▶ [What is asked]
Count the lines below that contain the string "crop", matching case exactly. Give only the number.

▶ [Given entries]
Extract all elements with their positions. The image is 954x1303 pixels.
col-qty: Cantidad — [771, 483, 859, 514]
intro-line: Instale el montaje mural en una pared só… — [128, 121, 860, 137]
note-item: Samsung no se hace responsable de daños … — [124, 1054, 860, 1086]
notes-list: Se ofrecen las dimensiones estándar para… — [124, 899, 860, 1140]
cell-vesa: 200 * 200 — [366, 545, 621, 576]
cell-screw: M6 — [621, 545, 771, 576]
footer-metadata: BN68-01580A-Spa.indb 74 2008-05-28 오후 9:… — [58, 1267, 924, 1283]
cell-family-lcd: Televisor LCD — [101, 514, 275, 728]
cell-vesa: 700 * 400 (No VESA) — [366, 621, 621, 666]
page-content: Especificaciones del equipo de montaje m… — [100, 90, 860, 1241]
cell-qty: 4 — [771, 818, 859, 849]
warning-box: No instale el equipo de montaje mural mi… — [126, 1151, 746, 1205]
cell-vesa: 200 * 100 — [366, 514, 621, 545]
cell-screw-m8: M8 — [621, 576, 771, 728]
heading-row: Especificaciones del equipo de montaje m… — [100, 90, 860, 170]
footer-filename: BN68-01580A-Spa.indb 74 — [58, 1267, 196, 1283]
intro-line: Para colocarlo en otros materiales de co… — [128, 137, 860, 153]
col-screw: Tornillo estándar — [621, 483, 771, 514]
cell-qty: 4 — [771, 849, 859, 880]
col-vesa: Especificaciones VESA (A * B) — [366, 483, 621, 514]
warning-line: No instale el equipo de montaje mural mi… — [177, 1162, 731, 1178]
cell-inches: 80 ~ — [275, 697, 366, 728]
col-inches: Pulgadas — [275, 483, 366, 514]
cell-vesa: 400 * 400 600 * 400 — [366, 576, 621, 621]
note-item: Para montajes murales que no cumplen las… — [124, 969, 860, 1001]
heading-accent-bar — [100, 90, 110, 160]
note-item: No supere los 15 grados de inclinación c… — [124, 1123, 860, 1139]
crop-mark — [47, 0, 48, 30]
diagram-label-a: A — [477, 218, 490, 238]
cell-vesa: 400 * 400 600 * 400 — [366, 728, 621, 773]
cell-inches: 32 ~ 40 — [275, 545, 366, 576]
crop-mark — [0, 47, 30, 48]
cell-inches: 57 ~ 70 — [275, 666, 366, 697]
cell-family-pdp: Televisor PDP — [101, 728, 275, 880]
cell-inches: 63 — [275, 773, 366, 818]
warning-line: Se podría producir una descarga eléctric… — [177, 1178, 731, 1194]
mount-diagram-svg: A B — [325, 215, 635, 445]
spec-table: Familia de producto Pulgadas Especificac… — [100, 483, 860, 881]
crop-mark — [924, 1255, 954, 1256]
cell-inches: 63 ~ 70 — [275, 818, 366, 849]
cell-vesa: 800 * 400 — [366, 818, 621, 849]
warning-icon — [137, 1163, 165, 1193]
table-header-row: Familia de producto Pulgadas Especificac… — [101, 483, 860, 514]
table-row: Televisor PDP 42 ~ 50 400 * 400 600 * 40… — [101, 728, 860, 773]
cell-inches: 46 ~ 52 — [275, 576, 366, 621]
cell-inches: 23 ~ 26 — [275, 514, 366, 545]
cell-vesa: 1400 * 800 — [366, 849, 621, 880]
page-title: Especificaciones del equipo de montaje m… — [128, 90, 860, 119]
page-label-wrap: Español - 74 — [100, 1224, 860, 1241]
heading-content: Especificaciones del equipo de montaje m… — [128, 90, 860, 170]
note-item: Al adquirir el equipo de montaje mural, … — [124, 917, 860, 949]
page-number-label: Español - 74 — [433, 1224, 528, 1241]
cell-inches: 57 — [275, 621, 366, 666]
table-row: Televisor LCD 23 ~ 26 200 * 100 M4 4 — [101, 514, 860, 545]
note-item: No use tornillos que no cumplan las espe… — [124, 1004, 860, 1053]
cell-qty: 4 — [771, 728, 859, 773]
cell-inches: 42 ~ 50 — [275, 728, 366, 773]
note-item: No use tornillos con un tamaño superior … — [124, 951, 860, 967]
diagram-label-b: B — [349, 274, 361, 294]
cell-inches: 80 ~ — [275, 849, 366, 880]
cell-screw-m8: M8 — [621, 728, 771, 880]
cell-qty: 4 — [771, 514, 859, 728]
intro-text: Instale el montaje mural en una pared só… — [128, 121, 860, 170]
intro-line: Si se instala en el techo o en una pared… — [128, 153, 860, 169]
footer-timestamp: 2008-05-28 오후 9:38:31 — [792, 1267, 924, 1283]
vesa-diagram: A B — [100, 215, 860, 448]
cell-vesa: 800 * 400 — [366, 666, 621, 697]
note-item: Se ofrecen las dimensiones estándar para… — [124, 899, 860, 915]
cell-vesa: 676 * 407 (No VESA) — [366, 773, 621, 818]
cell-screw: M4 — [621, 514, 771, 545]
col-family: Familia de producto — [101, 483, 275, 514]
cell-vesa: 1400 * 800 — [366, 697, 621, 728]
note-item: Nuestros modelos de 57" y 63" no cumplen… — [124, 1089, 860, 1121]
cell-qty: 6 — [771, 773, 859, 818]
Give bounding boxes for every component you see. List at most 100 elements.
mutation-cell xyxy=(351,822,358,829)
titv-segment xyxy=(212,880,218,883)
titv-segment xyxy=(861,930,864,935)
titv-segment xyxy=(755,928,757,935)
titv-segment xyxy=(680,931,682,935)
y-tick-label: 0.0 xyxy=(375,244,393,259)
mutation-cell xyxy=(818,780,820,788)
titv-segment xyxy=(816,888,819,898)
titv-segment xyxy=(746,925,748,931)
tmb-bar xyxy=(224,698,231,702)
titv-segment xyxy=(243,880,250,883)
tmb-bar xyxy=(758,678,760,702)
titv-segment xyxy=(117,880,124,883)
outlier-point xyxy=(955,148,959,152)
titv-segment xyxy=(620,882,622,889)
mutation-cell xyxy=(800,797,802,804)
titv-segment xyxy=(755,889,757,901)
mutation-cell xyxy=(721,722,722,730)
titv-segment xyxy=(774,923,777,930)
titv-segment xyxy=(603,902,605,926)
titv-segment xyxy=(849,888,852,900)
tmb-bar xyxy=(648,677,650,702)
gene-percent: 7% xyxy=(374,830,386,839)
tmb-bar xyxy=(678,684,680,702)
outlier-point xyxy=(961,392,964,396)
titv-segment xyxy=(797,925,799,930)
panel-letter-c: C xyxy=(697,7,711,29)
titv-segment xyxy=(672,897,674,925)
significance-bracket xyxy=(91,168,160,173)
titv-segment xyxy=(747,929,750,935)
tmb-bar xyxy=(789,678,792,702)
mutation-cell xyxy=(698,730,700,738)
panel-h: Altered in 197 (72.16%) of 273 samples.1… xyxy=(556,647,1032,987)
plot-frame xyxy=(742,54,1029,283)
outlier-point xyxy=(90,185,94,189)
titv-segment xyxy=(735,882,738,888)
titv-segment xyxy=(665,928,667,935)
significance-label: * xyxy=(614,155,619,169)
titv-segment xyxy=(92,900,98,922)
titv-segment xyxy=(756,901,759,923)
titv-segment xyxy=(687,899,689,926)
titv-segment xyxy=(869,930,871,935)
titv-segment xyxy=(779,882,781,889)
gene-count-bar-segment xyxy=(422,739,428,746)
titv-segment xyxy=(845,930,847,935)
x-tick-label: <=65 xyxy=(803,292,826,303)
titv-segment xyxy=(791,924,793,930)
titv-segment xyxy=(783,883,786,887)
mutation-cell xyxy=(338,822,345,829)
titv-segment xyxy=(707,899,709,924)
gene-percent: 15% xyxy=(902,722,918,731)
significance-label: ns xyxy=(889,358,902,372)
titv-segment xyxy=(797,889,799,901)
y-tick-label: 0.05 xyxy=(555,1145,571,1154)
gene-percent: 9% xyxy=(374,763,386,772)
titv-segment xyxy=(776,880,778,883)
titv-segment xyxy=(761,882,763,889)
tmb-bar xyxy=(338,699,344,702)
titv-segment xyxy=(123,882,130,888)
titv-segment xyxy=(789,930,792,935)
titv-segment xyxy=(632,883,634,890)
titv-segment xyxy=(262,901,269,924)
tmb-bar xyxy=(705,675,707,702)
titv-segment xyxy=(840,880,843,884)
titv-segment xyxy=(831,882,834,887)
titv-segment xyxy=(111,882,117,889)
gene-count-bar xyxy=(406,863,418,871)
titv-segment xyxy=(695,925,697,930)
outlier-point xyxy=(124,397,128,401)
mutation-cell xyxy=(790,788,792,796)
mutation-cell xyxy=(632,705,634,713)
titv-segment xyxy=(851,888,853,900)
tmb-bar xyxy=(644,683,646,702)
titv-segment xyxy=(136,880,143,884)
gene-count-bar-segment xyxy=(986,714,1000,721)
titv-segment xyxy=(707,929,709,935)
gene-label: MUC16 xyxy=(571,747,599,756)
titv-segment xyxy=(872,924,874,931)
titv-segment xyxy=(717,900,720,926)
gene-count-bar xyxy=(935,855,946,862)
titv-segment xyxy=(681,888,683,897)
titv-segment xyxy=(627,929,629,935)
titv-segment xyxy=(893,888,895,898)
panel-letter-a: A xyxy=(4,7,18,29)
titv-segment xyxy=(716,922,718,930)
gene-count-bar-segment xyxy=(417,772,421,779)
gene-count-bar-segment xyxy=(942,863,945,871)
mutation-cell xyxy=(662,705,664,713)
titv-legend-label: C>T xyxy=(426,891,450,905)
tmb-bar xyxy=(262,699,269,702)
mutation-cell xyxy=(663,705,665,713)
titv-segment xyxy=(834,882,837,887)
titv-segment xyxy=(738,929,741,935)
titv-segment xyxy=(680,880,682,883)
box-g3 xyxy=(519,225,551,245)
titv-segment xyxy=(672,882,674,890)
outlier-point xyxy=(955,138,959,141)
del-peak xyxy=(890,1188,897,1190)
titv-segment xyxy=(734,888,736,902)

▶ [Task response]
3